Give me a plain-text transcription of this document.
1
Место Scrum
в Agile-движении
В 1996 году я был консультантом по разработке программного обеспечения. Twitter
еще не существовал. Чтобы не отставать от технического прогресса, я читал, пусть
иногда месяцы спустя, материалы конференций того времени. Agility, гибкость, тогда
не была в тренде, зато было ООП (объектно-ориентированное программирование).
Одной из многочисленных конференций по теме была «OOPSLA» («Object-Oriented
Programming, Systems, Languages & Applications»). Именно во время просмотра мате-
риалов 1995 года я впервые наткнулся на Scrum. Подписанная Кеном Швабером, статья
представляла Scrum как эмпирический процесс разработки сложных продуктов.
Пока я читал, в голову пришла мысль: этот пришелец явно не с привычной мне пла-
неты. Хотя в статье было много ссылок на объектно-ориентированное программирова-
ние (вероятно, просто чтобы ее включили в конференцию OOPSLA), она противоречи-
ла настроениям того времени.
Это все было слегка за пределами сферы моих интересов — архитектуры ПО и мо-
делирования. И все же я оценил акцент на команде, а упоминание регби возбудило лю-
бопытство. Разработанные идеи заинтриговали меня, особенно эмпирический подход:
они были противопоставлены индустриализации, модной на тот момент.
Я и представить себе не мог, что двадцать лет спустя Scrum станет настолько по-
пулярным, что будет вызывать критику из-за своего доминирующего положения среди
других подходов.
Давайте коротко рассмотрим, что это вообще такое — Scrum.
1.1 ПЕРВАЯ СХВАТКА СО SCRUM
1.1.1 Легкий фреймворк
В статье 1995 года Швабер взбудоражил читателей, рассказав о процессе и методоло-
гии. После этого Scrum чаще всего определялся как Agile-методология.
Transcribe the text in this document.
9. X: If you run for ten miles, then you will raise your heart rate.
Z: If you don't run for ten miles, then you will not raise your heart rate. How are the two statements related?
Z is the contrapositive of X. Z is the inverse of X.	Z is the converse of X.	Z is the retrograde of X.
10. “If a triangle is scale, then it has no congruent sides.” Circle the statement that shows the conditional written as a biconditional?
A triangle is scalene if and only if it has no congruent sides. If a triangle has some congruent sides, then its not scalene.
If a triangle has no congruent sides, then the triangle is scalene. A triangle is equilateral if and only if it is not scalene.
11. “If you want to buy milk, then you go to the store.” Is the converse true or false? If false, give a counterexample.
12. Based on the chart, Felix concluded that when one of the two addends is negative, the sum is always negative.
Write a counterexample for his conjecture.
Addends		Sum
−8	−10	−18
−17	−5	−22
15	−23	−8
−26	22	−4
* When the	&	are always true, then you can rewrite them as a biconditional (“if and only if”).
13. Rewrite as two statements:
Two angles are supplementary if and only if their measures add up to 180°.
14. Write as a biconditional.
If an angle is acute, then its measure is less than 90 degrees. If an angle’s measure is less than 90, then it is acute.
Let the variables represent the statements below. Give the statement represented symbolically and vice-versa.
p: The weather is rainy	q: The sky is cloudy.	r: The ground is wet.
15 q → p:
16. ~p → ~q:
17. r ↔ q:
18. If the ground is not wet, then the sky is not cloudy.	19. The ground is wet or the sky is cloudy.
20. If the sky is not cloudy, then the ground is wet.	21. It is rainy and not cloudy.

--------------------------------------------------

-- Your task --
Write out every line exactly as it stands.

-- Written solution --
Give me a plain-text transcription of this document.
1
Место Scrum
в Agile-движении
В 1996 году я был консультантом по разработке программного обеспечения. Twitter
еще не существовал. Чтобы не отставать от технического прогресса, я читал, пусть
иногда месяцы спустя, материалы конференций того времени. Agility, гибкость, тогда
не была в тренде, зато было ООП (объектно-ориентированное программирование).
Одной из многочисленных конференций по теме была «OOPSLA» («Object-Oriented
Programming, Systems, Languages & Applications»). Именно во время просмотра мате-
риалов 1995 года я впервые наткнулся на Scrum. Подписанная Кеном Швабером, статья
представляла Scrum как эмпирический процесс разработки сложных продуктов.
Пока я читал, в голову пришла мысль: этот пришелец явно не с привычной мне пла-
неты. Хотя в статье было много ссылок на объектно-ориентированное программирова-
ние (вероятно, просто чтобы ее включили в конференцию OOPSLA), она противоречи-
ла настроениям того времени.
Это все было слегка за пределами сферы моих интересов — архитектуры ПО и мо-
делирования. И все же я оценил акцент на команде, а упоминание регби возбудило лю-
бопытство. Разработанные идеи заинтриговали меня, особенно эмпирический подход:
они были противопоставлены индустриализации, модной на тот момент.
Я и представить себе не мог, что двадцать лет спустя Scrum станет настолько по-
пулярным, что будет вызывать критику из-за своего доминирующего положения среди
других подходов.
Давайте коротко рассмотрим, что это вообще такое — Scrum.
1.1 ПЕРВАЯ СХВАТКА СО SCRUM
1.1.1 Легкий фреймворк
В статье 1995 года Швабер взбудоражил читателей, рассказав о процессе и методоло-
гии. После этого Scrum чаще всего определялся как Agile-методология.
Transcribe the text in this document.
9. X: If you run for ten miles, then you will raise your heart rate.
Z: If you don't run for ten miles, then you will not raise your heart rate. How are the two statements related?
Z is the contrapositive of X. Z is the inverse of X.	Z is the converse of X.	Z is the retrograde of X.
10. “If a triangle is scale, then it has no congruent sides.” Circle the statement that shows the conditional written as a biconditional?
A triangle is scalene if and only if it has no congruent sides. If a triangle has some congruent sides, then its not scalene.
If a triangle has no congruent sides, then the triangle is scalene. A triangle is equilateral if and only if it is not scalene.
11. “If you want to buy milk, then you go to the store.” Is the converse true or false? If false, give a counterexample.
12. Based on the chart, Felix concluded that when one of the two addends is negative, the sum is always negative.
Write a counterexample for his conjecture.
Addends		Sum
−8	−10	−18
−17	−5	−22
15	−23	−8
−26	22	−4
* When the	&	are always true, then you can rewrite them as a biconditional (“if and only if”).
13. Rewrite as two statements:
Two angles are supplementary if and only if their measures add up to 180°.
14. Write as a biconditional.
If an angle is acute, then its measure is less than 90 degrees. If an angle’s measure is less than 90, then it is acute.
Let the variables represent the statements below. Give the statement represented symbolically and vice-versa.
p: The weather is rainy	q: The sky is cloudy.	r: The ground is wet.
15 q → p:
16. ~p → ~q:
17. r ↔ q:
18. If the ground is not wet, then the sky is not cloudy.	19. The ground is wet or the sky is cloudy.
20. If the sky is not cloudy, then the ground is wet.	21. It is rainy and not cloudy.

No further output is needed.